== DOCUMENT EXCERPT ==

There are local elections taking place in England, Scotland and Wales on Thursday. Except there’s nothing particularly ‘local’ about them, at least in England.
Even in Scotland and Wales, the elections for the devolved administrations are being seen as a referendum on the Government in Westminster.
Given that we don’t have American-style ‘midterms’ under our parliamentary system, it’s the first chance voters have had in almost two years to pass judgment on Keir Starmer’s dismal premiership.
The result isn’t in doubt. It will be a well-deserved massacre for Labour, which is expected to lose anything up to 2,000 council seats.
All the fevered media commentary has centred on what this means for the Prime Minister’s immediate future, as rivals including Angry Ginge Rayner and Wes Streeting prepare to stick the knife in.
There’s even talk of parachuting Manchester mayor Andy Burnham into a safe seat so that he can glide into No 10, which only goes to prove how much the navel-gazing political class has lost touch with reality, decency and morality.
When Britain went to the polls in 2024, no one – even those who voted Labour – was under the impression that our next PM could be a man who wasn’t even on the ballot.
Elections should be about the real bread-and-butter issues that concern tens of millions of council taxpayers and their families but they have become subsumed in the self-serving psychodrama which infects British politics like a permanent outbreak of hantavirus.
Sir Keir Starmer boards a plane following the European Political Community summit in Yerevan, Armenia today
Starmer’s rivals, including Angry Ginge Rayner (pictured), are preparing to stick the knife in, writes Richard Littlejohn
Never Here Keir himself has demonstrated his disdain for everyday domestic concerns by scuttling off to Armenia in furtherance of his real mission to drag Britain back into the EU, for which he has no democratic mandate.
In Scotland and Wales, the main beneficiaries of the widespread loathing of this incompetent, dishonest Government are likely to be the separatist parties Plaid Cymru and the Scottish Nationalists.

===
== GIVEN INFORMATION ==

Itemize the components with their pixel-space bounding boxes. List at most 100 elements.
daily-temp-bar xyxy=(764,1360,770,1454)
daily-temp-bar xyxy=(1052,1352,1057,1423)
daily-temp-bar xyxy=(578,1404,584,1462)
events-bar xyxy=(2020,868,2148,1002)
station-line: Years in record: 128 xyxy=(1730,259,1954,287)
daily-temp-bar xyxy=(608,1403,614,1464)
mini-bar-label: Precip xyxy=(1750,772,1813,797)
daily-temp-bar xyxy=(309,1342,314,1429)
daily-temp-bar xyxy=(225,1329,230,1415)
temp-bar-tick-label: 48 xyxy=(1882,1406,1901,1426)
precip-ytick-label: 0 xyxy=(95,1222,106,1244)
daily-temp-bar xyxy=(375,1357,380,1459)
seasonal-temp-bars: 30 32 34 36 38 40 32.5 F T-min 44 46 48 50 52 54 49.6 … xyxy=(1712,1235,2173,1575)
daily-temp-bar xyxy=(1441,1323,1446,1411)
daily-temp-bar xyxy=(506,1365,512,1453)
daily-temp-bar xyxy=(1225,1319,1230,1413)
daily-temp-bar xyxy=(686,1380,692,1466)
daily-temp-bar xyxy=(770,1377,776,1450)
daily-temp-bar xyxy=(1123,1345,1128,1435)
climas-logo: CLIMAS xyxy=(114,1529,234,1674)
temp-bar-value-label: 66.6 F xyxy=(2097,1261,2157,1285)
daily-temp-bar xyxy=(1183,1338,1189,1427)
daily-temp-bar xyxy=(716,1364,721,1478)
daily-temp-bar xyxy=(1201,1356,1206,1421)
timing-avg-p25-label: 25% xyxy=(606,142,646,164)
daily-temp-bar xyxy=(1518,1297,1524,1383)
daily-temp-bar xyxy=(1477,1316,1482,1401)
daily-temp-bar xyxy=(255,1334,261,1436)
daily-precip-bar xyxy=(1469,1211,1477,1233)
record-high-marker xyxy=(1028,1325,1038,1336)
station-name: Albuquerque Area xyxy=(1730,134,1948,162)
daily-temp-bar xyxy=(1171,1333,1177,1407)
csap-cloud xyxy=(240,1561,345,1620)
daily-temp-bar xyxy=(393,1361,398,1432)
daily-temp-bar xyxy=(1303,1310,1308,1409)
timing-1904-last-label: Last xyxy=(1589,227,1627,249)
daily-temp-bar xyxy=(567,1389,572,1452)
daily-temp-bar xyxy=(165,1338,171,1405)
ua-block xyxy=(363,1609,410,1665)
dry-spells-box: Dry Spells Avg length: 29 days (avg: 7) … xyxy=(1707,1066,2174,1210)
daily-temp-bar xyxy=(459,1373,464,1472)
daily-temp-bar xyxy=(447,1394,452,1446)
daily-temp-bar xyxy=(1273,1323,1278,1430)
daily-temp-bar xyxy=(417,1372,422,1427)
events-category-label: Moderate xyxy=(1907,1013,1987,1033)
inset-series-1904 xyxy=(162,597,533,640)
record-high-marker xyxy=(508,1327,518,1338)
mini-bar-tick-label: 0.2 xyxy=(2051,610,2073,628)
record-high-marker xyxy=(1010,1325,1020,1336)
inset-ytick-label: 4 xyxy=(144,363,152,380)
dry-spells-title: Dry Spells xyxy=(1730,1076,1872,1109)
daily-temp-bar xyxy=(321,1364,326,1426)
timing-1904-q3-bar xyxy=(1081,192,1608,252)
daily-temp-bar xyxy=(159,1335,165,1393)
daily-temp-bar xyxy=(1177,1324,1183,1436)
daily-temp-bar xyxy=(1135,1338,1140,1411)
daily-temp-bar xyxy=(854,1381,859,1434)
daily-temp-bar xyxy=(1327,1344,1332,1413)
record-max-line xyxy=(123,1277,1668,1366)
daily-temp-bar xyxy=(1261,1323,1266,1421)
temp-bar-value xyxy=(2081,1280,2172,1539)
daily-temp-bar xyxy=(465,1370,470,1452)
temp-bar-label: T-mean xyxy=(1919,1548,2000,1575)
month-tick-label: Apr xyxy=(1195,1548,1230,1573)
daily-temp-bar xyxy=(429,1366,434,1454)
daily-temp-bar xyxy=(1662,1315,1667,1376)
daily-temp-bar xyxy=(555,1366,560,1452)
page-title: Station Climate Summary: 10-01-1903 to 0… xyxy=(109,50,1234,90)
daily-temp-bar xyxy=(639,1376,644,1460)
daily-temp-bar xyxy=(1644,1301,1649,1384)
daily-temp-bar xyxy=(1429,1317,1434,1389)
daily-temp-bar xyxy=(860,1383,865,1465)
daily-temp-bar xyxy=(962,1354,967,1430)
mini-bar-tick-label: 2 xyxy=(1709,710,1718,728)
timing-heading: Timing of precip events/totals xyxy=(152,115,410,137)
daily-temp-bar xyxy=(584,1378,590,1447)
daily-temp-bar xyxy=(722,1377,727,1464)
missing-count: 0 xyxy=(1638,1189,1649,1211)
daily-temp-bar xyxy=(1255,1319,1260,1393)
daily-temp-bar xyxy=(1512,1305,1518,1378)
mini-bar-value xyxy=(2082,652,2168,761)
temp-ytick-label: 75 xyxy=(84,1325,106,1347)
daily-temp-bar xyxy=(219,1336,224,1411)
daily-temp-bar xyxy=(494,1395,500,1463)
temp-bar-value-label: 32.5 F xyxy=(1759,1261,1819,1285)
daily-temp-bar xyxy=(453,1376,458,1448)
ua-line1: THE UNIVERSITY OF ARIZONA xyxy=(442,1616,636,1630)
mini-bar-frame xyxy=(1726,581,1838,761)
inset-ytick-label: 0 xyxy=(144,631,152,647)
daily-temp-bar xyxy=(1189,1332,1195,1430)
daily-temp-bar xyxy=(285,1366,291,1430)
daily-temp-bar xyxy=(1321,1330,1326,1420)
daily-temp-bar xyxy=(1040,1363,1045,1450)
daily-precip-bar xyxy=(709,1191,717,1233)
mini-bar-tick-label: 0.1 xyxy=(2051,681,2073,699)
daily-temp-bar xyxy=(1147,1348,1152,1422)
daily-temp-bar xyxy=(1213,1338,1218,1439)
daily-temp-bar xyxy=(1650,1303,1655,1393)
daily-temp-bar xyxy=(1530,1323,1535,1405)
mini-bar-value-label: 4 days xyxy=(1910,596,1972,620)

===

* TASK INSTRUCTIONS:
A - Translate this sentence from the election column into Spanish: "It will be a well-deserved massacre for Labour, which is expected to lose anything up to 2,000 council seats."
B - According to the election column, which country did Keir Starmer travel to?
C - Pick up the election column where it stops and keep writing in the same voice.
You can ignore the records entirely.

* EXERCISE RESULTS:
A - Será una masacre bien merecida para el Partido Laborista, que, según se prevé, perderá hasta 2.000 escaños municipales.

B - Armenia.

C -
The other big winners will be Reform UK and the poisonous Greens, a hateful alliance of anti-Semites, Corbynistas and Islamists.
Reform UK is on course to wipe out Labour in its old Red Wall strongholds in the Midlands and the North. And while Reform is likely to assume control of dozens of councils, the Faragistas are marching to the polls under the nationwide slogan ‘Get Starmer Out’.
The Greens – whose vile, fantasist leader Zack Polanski was elegantly sliced and diced by Trevor Phillips on Sky at the weekend – aren’t even bothering to campaign on local issues. They’re going big on Gaza, the war in Iran, Net Zero and soaking ‘billionaires’.
This is a party, don’t forget, which publishes its election leaflets in Urdu to pander to the Muslim vote.
Local elections, which should be about bringing people together for the common good, are being used cynically as platforms for naked sectarianism.
When Peter Mandelson declared smugly 25-odd years ago that ‘the era of pure representative democracy is coming to an end’, it was probably the most honest statement he has ever made.
Even so-called ‘local’ councillors embrace national and international policies, rather than address the mundane problems which plague the people who put them into office.
The concept of public service is a distant memory. Councils today believe they are our masters, not our servants, and their main role in life is to control and punish us at every turn.
Contentious planning decisions are taken in secret behind closed doors, in the absence of the taxpaying public and what’s left of our local Press.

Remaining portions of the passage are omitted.